(Data records)
▶

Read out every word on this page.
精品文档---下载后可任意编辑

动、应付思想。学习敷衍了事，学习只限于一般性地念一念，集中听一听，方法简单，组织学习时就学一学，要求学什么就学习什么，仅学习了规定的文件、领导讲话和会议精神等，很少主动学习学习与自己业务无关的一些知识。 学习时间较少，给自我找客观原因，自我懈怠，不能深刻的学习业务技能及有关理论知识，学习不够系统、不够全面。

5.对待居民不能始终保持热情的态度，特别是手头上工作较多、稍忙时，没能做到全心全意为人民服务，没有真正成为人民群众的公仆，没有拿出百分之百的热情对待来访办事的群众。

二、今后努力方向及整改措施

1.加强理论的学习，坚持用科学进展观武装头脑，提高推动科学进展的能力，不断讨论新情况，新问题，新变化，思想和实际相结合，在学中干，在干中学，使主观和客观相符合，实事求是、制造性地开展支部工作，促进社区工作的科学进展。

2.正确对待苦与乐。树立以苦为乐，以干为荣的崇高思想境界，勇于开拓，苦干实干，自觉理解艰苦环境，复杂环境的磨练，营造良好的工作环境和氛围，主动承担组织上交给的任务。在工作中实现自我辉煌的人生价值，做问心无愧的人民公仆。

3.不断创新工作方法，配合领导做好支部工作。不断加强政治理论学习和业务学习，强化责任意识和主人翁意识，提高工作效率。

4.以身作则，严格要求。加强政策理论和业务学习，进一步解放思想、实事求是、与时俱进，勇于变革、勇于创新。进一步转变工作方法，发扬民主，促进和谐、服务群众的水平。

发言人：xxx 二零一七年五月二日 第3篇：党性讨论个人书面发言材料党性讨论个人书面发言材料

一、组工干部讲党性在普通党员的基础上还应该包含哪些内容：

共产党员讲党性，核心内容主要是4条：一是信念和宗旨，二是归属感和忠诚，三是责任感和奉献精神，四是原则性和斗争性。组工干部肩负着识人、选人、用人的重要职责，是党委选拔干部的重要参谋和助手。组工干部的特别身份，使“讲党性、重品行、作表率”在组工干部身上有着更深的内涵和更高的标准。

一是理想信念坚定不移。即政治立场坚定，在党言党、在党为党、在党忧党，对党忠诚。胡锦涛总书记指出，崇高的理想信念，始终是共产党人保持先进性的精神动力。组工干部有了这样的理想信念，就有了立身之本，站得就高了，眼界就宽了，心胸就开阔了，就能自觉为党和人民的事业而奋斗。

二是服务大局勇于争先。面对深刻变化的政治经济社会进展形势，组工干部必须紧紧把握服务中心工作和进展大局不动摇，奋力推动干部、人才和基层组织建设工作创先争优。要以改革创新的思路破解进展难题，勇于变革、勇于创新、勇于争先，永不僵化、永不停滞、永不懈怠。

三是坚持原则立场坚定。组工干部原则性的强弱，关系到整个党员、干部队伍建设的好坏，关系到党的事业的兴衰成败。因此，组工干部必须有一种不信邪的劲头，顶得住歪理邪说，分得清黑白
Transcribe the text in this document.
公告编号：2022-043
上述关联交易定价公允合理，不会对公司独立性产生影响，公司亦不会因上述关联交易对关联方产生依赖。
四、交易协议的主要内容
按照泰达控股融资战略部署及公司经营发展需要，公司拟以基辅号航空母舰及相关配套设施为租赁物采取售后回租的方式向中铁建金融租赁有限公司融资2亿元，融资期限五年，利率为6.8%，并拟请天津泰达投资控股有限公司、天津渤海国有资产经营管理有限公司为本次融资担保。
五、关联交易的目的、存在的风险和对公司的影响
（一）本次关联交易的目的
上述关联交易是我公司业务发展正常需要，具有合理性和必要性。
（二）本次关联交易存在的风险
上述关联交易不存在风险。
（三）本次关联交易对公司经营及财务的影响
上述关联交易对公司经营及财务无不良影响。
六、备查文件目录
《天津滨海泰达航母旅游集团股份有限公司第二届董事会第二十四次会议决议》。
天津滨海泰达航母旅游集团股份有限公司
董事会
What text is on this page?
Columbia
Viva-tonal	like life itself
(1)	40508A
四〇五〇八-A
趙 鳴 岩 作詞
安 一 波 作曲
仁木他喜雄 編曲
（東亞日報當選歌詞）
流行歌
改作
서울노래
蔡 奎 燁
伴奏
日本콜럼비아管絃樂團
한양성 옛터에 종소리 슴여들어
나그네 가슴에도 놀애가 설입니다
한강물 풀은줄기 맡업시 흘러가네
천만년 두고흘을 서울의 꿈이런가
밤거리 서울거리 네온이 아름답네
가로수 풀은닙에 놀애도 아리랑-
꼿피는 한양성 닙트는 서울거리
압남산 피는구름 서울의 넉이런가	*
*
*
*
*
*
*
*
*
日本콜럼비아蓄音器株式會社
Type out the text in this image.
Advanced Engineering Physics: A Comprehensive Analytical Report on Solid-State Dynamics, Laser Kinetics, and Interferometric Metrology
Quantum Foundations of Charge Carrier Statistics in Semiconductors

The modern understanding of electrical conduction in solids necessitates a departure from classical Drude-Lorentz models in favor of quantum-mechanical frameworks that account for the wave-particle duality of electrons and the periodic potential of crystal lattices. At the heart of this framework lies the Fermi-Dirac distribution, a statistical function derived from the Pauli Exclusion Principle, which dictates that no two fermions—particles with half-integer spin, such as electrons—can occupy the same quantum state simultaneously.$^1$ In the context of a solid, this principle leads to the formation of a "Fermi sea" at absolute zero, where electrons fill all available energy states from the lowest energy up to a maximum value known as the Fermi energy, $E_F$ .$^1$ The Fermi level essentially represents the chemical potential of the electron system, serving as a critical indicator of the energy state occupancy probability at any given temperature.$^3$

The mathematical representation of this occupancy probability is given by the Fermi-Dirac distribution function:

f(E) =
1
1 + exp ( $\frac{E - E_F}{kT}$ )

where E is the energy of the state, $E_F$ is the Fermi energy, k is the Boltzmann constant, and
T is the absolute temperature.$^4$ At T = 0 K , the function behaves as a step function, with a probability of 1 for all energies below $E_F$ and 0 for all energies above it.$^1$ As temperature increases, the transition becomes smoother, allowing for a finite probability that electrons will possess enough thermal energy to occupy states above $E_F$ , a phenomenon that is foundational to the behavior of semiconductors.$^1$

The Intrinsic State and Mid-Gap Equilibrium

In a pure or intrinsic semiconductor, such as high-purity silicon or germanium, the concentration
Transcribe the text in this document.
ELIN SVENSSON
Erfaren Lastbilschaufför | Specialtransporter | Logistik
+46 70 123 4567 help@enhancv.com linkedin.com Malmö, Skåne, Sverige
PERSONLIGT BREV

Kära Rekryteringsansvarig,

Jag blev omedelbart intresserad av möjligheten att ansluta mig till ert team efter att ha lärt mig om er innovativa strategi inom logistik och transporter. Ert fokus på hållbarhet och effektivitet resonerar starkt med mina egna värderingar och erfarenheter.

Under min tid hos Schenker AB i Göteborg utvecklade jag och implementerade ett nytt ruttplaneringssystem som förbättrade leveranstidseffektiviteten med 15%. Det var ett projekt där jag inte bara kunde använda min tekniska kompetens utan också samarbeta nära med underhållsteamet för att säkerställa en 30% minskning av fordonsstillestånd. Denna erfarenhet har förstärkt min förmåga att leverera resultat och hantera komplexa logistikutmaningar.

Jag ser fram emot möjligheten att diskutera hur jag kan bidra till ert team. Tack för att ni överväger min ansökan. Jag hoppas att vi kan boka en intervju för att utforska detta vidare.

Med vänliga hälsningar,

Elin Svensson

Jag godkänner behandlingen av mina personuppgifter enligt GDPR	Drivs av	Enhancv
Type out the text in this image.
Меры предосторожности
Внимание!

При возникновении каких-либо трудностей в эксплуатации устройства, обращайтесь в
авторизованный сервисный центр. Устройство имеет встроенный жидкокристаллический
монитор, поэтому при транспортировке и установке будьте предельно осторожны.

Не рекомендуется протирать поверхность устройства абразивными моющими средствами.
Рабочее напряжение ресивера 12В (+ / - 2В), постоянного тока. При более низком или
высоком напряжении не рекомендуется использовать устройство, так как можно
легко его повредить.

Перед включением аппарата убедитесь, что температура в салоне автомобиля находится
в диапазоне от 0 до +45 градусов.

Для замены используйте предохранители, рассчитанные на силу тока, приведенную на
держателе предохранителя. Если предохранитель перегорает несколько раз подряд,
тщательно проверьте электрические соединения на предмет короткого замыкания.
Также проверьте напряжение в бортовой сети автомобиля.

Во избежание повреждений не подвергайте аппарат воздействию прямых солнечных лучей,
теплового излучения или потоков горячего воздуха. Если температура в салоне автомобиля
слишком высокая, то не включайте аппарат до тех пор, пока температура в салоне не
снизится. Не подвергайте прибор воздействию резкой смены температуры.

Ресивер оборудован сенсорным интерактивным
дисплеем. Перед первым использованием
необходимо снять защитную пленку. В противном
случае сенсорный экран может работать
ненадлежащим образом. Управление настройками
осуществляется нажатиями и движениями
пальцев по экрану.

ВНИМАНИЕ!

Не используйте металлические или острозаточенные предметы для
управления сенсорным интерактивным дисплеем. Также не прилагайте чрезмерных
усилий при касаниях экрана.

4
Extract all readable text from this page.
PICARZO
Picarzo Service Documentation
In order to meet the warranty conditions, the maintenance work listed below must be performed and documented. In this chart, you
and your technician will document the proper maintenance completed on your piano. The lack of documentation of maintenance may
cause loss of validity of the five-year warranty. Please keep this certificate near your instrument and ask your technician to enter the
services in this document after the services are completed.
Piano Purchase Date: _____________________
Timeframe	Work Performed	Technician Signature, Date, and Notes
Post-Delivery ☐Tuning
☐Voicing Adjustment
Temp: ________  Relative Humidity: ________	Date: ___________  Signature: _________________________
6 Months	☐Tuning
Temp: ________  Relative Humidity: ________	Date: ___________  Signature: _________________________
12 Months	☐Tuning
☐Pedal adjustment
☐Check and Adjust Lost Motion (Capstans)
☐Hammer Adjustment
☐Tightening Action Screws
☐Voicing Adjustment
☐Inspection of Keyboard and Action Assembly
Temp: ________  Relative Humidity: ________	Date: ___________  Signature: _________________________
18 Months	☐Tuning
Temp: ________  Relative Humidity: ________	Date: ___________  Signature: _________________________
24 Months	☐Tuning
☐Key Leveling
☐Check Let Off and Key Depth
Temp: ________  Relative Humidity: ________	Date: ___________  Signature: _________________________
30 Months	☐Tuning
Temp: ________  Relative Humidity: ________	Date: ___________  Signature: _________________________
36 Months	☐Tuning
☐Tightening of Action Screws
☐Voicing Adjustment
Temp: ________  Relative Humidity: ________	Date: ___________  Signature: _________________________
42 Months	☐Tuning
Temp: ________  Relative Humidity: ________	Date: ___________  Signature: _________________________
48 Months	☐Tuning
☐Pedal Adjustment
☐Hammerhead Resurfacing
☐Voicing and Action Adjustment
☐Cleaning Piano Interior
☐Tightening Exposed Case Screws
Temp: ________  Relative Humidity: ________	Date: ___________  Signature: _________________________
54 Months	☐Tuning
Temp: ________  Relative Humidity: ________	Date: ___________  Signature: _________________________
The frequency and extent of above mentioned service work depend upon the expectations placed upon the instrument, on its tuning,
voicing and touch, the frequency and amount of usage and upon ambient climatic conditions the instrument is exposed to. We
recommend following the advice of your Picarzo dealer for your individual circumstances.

◀

- [Directive]: Keep only those lines of the records that hold "given", and return them.

- [Answer to this problem]:
The modern understanding of electrical conduction in solids necessitates a departure from classical Drude-Lorentz models in favor of quantum-mechanical frameworks that account for the wave-particle duality of electrons and the periodic potential of crystal lattices. At the heart of this framework lies the Fermi-Dirac distribution, a statistical function derived from the Pauli Exclusion Principle, which dictates that no two fermions—particles with half-integer spin, such as electrons—can occupy the same quantum state simultaneously.$^1$ In the context of a solid, this principle leads to the formation of a "Fermi sea" at absolute zero, where electrons fill all available energy states from the lowest energy up to a maximum value known as the Fermi energy, $E_F$ .$^1$ The Fermi level essentially represents the chemical potential of the electron system, serving as a critical indicator of the energy state occupancy probability at any given temperature.$^3$
The mathematical representation of this occupancy probability is given by the Fermi-Dirac distribution function:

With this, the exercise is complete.